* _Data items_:
■ ■ ■ ■ ■

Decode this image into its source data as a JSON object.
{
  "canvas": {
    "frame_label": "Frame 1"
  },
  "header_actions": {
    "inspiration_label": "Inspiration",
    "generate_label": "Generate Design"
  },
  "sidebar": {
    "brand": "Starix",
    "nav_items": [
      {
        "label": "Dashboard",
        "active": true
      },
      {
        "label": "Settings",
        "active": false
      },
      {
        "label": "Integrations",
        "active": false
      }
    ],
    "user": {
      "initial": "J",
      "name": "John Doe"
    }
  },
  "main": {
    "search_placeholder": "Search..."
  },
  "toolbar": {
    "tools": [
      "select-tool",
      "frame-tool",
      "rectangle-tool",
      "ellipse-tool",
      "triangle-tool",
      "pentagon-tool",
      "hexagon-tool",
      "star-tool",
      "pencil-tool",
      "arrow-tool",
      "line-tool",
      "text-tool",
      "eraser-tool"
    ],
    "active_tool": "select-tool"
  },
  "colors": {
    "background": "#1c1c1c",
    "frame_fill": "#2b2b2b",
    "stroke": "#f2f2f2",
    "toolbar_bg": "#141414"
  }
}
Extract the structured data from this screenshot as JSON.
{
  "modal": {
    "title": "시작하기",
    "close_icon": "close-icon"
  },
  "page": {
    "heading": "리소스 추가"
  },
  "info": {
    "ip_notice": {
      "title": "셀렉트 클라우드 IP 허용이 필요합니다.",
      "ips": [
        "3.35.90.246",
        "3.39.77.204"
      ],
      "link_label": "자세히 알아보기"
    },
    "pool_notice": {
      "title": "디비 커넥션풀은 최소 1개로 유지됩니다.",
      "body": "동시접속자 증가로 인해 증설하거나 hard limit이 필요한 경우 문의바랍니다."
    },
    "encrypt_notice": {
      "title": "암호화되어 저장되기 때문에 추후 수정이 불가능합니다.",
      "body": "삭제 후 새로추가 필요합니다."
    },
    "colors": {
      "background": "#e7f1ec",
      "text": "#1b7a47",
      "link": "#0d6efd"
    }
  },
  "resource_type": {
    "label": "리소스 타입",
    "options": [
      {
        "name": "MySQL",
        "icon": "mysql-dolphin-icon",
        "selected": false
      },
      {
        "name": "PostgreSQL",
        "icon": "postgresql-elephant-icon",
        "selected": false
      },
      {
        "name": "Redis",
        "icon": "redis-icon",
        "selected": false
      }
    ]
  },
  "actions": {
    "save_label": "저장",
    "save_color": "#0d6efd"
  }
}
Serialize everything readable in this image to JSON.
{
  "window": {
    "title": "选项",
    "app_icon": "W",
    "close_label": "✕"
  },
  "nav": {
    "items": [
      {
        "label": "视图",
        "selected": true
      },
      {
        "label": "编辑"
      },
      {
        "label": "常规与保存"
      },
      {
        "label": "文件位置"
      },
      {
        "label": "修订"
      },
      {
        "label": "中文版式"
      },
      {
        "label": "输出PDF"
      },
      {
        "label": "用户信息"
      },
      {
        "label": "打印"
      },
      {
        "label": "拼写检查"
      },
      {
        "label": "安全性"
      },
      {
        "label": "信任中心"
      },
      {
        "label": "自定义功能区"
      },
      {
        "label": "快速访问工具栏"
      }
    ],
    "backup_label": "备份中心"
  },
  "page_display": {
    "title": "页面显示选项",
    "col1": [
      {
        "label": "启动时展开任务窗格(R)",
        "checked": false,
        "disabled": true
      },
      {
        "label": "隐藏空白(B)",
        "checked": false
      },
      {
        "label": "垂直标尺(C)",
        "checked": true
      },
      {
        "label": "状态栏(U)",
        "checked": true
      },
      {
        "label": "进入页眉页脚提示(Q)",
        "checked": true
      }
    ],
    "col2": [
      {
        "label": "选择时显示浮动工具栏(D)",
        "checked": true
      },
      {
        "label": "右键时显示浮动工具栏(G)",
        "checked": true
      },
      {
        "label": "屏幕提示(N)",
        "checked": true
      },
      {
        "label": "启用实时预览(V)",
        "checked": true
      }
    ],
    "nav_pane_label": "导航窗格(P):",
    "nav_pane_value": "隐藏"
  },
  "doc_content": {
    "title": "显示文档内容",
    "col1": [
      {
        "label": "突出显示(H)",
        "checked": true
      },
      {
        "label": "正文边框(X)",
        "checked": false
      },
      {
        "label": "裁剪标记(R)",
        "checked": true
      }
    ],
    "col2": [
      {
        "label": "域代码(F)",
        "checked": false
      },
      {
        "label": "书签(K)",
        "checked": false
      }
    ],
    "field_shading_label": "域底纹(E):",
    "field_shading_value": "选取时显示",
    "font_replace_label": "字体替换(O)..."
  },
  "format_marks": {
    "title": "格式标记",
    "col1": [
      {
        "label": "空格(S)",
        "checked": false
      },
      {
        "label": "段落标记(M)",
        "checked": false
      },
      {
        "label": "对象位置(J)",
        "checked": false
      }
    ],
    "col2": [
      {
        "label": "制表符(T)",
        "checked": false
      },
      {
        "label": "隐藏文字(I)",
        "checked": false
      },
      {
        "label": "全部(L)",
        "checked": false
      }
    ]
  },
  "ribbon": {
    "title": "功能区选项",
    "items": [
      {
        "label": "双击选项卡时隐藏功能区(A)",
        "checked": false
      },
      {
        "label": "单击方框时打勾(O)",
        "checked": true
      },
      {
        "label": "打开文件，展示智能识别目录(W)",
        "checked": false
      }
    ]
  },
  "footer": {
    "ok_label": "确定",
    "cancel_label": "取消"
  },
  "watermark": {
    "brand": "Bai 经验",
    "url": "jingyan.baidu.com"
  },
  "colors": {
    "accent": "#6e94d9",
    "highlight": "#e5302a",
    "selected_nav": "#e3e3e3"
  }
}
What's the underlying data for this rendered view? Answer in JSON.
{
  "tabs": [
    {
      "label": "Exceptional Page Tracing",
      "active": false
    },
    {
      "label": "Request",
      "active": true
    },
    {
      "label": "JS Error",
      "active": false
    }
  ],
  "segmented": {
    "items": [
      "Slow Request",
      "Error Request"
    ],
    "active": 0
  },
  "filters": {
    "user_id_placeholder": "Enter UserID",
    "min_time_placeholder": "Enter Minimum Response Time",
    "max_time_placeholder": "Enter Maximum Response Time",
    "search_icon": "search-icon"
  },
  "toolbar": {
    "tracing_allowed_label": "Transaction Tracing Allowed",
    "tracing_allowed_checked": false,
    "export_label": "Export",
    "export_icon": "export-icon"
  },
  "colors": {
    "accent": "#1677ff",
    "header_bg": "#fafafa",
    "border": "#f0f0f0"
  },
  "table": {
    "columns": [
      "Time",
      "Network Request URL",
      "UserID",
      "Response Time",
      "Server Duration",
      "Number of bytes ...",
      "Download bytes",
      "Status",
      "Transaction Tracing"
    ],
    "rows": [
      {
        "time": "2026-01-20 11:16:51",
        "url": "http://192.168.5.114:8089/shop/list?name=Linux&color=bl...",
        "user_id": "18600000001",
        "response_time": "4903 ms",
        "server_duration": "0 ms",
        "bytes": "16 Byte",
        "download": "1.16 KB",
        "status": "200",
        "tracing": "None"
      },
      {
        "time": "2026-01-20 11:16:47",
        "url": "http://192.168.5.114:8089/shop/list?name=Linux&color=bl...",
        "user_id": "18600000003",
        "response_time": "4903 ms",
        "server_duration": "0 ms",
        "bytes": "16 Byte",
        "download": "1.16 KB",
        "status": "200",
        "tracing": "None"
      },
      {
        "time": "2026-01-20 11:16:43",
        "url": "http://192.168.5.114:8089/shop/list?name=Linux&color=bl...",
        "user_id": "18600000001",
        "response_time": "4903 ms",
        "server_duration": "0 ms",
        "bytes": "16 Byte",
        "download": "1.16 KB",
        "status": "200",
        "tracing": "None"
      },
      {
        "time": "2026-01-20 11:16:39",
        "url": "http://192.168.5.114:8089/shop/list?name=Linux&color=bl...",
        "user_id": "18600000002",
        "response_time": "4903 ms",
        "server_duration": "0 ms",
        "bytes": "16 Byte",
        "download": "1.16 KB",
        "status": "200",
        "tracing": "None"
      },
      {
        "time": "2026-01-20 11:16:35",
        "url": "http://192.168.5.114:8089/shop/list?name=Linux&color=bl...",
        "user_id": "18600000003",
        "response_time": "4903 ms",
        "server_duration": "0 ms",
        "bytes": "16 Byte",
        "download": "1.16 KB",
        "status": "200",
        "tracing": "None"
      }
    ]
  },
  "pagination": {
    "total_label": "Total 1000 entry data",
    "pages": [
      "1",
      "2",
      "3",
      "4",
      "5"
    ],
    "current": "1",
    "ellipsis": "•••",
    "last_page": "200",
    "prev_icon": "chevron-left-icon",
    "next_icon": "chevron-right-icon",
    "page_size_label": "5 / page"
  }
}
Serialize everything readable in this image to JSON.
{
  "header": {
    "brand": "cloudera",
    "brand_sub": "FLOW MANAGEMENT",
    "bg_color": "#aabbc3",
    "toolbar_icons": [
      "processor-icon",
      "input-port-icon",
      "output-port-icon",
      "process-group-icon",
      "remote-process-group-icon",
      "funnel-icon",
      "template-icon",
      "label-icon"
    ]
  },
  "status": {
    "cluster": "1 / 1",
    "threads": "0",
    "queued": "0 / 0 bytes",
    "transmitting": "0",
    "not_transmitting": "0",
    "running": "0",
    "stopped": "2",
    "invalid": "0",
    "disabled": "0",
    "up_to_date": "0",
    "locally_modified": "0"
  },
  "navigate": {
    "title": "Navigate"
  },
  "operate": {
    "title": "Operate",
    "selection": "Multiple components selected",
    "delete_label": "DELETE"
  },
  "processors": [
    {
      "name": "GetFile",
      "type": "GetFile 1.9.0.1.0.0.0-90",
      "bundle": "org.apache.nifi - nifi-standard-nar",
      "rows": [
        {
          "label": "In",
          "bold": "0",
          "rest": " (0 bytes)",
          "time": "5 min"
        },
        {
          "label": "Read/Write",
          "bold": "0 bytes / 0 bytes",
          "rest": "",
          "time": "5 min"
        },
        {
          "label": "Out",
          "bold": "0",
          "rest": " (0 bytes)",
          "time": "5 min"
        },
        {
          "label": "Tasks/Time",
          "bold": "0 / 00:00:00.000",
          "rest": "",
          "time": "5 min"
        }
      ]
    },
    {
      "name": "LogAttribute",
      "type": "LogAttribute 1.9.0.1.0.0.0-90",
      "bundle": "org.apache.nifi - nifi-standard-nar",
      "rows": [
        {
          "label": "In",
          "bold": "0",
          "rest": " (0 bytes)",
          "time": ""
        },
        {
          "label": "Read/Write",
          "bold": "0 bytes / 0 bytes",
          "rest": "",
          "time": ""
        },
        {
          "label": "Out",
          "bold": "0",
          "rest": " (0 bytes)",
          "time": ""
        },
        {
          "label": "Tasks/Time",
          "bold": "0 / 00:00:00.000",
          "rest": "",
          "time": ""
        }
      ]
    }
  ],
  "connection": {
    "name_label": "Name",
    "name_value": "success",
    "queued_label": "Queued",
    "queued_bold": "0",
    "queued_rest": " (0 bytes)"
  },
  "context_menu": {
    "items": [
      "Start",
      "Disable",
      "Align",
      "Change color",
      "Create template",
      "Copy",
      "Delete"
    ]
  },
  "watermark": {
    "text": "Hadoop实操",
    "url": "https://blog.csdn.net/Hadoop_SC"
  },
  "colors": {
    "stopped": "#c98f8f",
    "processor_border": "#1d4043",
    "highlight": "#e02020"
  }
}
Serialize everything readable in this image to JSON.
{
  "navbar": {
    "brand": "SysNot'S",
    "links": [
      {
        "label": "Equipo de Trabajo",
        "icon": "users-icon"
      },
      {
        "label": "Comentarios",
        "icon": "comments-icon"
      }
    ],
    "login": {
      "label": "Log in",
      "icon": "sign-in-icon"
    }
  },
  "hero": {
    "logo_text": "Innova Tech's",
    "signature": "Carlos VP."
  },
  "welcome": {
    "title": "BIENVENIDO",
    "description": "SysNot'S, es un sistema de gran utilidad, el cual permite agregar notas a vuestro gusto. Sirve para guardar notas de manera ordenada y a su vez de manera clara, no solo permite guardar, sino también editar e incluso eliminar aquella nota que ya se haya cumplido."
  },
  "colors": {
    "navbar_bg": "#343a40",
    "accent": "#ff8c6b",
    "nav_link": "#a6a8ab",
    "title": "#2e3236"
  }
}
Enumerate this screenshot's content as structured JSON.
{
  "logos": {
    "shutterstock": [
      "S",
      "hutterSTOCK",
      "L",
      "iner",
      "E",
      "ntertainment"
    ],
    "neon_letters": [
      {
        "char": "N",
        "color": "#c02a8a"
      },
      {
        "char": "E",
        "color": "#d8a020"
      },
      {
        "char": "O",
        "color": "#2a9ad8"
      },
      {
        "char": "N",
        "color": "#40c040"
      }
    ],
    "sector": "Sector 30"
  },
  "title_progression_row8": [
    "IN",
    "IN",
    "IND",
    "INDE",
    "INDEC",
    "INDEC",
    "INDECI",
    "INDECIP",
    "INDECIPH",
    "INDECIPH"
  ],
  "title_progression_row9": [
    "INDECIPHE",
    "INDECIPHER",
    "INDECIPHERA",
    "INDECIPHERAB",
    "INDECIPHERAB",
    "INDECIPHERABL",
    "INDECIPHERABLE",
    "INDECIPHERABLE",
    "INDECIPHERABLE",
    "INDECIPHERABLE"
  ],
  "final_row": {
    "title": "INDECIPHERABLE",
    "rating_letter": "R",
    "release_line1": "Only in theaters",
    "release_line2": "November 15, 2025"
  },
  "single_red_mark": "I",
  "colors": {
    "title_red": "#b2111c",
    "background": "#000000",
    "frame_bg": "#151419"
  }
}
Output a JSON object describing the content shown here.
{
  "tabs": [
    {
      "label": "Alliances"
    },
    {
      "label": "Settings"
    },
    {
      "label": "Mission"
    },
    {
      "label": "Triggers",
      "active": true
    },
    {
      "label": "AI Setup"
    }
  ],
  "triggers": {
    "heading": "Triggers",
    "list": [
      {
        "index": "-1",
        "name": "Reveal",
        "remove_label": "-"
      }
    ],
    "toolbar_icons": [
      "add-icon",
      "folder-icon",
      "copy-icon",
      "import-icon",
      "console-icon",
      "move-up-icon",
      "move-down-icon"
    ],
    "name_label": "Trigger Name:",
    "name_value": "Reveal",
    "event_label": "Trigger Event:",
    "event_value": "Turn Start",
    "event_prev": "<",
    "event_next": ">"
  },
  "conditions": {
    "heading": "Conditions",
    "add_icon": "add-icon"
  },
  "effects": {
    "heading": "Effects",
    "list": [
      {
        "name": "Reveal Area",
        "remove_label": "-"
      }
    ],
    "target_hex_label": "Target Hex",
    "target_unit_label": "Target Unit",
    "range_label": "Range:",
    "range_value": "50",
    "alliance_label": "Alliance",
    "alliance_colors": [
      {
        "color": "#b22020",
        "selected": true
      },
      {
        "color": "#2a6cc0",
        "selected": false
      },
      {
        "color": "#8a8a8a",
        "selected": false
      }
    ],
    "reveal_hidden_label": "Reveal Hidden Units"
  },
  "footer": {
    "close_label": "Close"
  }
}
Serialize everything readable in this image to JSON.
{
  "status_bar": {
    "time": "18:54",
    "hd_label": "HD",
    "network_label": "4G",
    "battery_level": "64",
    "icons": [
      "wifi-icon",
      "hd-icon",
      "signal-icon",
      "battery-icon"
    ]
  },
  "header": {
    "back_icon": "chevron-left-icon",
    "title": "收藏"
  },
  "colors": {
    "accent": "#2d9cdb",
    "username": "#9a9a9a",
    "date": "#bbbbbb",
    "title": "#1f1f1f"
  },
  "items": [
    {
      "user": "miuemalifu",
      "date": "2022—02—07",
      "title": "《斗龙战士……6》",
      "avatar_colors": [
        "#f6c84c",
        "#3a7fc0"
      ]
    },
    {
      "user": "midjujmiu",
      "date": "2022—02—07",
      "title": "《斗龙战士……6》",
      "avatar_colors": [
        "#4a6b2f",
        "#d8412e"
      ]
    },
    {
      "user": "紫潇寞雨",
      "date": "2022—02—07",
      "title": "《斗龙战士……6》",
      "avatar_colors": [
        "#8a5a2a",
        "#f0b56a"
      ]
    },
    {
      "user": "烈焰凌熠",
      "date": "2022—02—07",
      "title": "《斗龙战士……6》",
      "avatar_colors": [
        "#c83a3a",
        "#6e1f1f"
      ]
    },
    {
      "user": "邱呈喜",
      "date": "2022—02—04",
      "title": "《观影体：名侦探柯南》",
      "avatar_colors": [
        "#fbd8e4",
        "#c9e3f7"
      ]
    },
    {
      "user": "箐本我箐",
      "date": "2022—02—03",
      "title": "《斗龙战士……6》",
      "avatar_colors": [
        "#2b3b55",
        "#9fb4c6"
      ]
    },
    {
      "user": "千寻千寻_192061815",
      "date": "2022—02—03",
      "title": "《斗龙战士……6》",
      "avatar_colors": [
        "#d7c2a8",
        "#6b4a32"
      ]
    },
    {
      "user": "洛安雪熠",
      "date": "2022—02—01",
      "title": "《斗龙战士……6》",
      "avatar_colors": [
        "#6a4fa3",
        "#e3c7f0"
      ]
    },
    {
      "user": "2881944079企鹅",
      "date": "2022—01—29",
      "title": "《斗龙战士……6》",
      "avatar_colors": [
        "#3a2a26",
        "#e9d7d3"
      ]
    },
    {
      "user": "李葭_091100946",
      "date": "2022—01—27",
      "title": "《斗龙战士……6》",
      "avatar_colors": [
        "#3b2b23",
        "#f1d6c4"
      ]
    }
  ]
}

■ ■ ■ ■ ■

* _Problem details_: Locate all lines in the listing above with the word "LogAttribute" and copy them.

* _Solved problem_:
      "name": "LogAttribute",
      "type": "LogAttribute 1.9.0.1.0.0.0-90",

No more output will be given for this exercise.